Record excerpts:
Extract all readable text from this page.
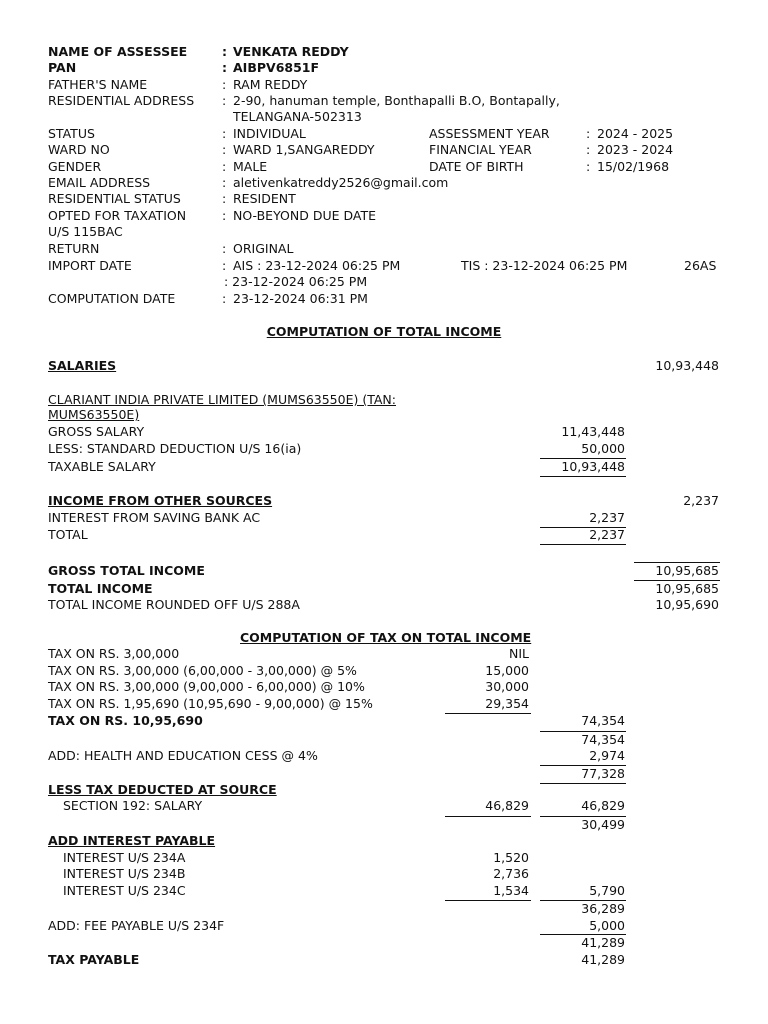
NAME OF ASSESSEE	: VENKATA REDDY
PAN	: AIBPV6851F
FATHER'S NAME	: RAM REDDY
RESIDENTIAL ADDRESS : 2-90, hanuman temple, Bonthapalli B.O, Bontapally,
TELANGANA-502313
STATUS	: INDIVIDUAL	ASSESSMENT YEAR	: 2024 - 2025
WARD NO	: WARD 1,SANGAREDDY	FINANCIAL YEAR	: 2023 - 2024
GENDER	: MALE	DATE OF BIRTH	: 15/02/1968
EMAIL ADDRESS	: aletivenkatreddy2526@gmail.com
RESIDENTIAL STATUS	: RESIDENT
OPTED FOR TAXATION	: NO-BEYOND DUE DATE
U/S 115BAC
RETURN	: ORIGINAL
IMPORT DATE	: AIS : 23-12-2024 06:25 PM	TIS : 23-12-2024 06:25 PM	26AS
: 23-12-2024 06:25 PM
COMPUTATION DATE	: 23-12-2024 06:31 PM
COMPUTATION OF TOTAL INCOME
SALARIES	10,93,448
CLARIANT INDIA PRIVATE LIMITED (MUMS63550E) (TAN:
MUMS63550E)
GROSS SALARY	11,43,448
LESS: STANDARD DEDUCTION U/S 16(ia)	50,000
TAXABLE SALARY	10,93,448
INCOME FROM OTHER SOURCES	2,237
INTEREST FROM SAVING BANK AC	2,237
TOTAL	2,237
GROSS TOTAL INCOME	10,95,685
TOTAL INCOME	10,95,685
TOTAL INCOME ROUNDED OFF U/S 288A	10,95,690
COMPUTATION OF TAX ON TOTAL INCOME
TAX ON RS. 3,00,000	NIL
TAX ON RS. 3,00,000 (6,00,000 - 3,00,000) @ 5%	15,000
TAX ON RS. 3,00,000 (9,00,000 - 6,00,000) @ 10%	30,000
TAX ON RS. 1,95,690 (10,95,690 - 9,00,000) @ 15%	29,354
TAX ON RS. 10,95,690	74,354
74,354
ADD: HEALTH AND EDUCATION CESS @ 4%	2,974
77,328
LESS TAX DEDUCTED AT SOURCE
SECTION 192: SALARY	46,829	46,829
30,499
ADD INTEREST PAYABLE
INTEREST U/S 234A	1,520
INTEREST U/S 234B	2,736
INTEREST U/S 234C	1,534	5,790
36,289
ADD: FEE PAYABLE U/S 234F	5,000
41,289
TAX PAYABLE	41,289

What the task requires:
Nothing in the entries should change as you copy them, except that the pictures are left out.

Answer to this exercise:
Extract all readable text from this page.
NAME OF ASSESSEE	: VENKATA REDDY
PAN	: AIBPV6851F
FATHER'S NAME	: RAM REDDY
RESIDENTIAL ADDRESS : 2-90, hanuman temple, Bonthapalli B.O, Bontapally,
TELANGANA-502313
STATUS	: INDIVIDUAL	ASSESSMENT YEAR	: 2024 - 2025
WARD NO	: WARD 1,SANGAREDDY	FINANCIAL YEAR	: 2023 - 2024
GENDER	: MALE	DATE OF BIRTH	: 15/02/1968
EMAIL ADDRESS	: aletivenkatreddy2526@gmail.com
RESIDENTIAL STATUS	: RESIDENT
OPTED FOR TAXATION	: NO-BEYOND DUE DATE
U/S 115BAC
RETURN	: ORIGINAL
IMPORT DATE	: AIS : 23-12-2024 06:25 PM	TIS : 23-12-2024 06:25 PM	26AS
: 23-12-2024 06:25 PM
COMPUTATION DATE	: 23-12-2024 06:31 PM
COMPUTATION OF TOTAL INCOME
SALARIES	10,93,448
CLARIANT INDIA PRIVATE LIMITED (MUMS63550E) (TAN:
MUMS63550E)
GROSS SALARY	11,43,448
LESS: STANDARD DEDUCTION U/S 16(ia)	50,000
TAXABLE SALARY	10,93,448
INCOME FROM OTHER SOURCES	2,237
INTEREST FROM SAVING BANK AC	2,237
TOTAL	2,237
GROSS TOTAL INCOME	10,95,685
TOTAL INCOME	10,95,685
TOTAL INCOME ROUNDED OFF U/S 288A	10,95,690
COMPUTATION OF TAX ON TOTAL INCOME
TAX ON RS. 3,00,000	NIL
TAX ON RS. 3,00,000 (6,00,000 - 3,00,000) @ 5%	15,000
TAX ON RS. 3,00,000 (9,00,000 - 6,00,000) @ 10%	30,000
TAX ON RS. 1,95,690 (10,95,690 - 9,00,000) @ 15%	29,354
TAX ON RS. 10,95,690	74,354
74,354
ADD: HEALTH AND EDUCATION CESS @ 4%	2,974
77,328
LESS TAX DEDUCTED AT SOURCE
SECTION 192: SALARY	46,829	46,829
30,499
ADD INTEREST PAYABLE
INTEREST U/S 234A	1,520
INTEREST U/S 234B	2,736
INTEREST U/S 234C	1,534	5,790
36,289
ADD: FEE PAYABLE U/S 234F	5,000
41,289
TAX PAYABLE	41,289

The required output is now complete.